# start of Task inputs
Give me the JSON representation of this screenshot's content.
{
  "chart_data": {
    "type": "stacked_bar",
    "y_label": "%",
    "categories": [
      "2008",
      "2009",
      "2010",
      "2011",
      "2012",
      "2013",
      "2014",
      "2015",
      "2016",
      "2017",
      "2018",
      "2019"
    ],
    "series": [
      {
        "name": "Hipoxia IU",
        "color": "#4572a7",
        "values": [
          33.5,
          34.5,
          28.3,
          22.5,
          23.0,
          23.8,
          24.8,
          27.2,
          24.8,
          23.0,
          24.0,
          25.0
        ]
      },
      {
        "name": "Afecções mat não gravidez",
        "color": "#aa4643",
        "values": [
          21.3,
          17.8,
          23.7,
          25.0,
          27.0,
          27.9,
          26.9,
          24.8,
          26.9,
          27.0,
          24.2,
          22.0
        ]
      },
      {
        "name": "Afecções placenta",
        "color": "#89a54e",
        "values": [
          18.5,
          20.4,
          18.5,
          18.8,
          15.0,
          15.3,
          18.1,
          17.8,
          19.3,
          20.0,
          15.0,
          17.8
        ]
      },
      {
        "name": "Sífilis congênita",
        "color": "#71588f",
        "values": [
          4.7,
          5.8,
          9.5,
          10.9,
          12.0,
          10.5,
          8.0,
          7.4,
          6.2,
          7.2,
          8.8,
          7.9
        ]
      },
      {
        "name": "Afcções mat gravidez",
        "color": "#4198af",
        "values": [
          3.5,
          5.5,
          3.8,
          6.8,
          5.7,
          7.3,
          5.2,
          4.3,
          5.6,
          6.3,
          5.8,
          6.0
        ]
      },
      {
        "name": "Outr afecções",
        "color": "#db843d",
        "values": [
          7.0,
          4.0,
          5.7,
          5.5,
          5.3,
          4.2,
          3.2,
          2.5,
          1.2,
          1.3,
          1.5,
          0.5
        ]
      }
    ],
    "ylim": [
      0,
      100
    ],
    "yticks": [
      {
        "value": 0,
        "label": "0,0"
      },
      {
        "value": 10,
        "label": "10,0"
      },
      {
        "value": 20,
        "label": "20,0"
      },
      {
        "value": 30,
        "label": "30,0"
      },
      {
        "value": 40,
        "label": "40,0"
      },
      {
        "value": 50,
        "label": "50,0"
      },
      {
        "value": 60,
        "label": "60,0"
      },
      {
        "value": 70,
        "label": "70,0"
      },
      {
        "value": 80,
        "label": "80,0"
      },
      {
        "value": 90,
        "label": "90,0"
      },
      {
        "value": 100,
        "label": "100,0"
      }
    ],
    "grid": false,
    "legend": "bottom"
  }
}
# end of Task inputs
Using the listing above, pick out each line that contains the word "color", then copy it.

Full solution:
        "color": "#4572a7",
        "color": "#aa4643",
        "color": "#89a54e",
        "color": "#71588f",
        "color": "#4198af",
        "color": "#db843d",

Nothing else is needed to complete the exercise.